- Set task -
Please reproduce every record, keeping each one exactly as written.

- Data entries -
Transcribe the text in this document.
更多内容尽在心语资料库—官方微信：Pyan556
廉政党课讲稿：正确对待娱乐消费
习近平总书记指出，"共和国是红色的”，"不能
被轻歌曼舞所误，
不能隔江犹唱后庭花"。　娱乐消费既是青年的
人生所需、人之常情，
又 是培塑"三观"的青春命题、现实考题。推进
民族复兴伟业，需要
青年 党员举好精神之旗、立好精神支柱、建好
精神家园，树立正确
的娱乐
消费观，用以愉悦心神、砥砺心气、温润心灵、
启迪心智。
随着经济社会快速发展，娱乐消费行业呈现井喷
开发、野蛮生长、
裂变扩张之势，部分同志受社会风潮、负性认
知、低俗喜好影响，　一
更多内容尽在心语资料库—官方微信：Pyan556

- Task result -
Transcribe the text in this document.
更多内容尽在心语资料库—官方微信：Pyan556
廉政党课讲稿：正确对待娱乐消费
习近平总书记指出，"共和国是红色的”，"不能
被轻歌曼舞所误，
不能隔江犹唱后庭花"。　娱乐消费既是青年的
人生所需、人之常情，
又 是培塑"三观"的青春命题、现实考题。推进
民族复兴伟业，需要
青年 党员举好精神之旗、立好精神支柱、建好
精神家园，树立正确
的娱乐
消费观，用以愉悦心神、砥砺心气、温润心灵、
启迪心智。
随着经济社会快速发展，娱乐消费行业呈现井喷
开发、野蛮生长、
裂变扩张之势，部分同志受社会风潮、负性认
知、低俗喜好影响，　一
更多内容尽在心语资料库—官方微信：Pyan556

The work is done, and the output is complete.